WHAT THIS TASK INVOLVES. Check each line of the listing, and copy it if it contains the word "благодати".

Items from a dataset:
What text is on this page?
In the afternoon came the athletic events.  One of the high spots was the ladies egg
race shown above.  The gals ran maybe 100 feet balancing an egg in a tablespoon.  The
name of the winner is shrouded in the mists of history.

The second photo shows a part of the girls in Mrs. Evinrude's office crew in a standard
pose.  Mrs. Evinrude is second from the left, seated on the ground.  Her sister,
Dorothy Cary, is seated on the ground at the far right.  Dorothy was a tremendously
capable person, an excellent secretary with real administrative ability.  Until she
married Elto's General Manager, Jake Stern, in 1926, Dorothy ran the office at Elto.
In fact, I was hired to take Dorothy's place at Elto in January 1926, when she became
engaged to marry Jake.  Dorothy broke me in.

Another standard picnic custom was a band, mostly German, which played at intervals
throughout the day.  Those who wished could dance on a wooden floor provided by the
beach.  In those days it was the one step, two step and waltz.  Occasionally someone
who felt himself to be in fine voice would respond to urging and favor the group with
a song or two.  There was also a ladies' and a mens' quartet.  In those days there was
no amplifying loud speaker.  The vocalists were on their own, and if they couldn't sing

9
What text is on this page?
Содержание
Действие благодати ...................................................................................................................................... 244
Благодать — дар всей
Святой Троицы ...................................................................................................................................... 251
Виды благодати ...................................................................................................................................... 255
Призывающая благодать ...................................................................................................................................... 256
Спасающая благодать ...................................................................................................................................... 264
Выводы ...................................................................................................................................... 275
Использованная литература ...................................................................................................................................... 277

CORRECT ANSWER.
Действие благодати ...................................................................................................................................... 244
Виды благодати ...................................................................................................................................... 255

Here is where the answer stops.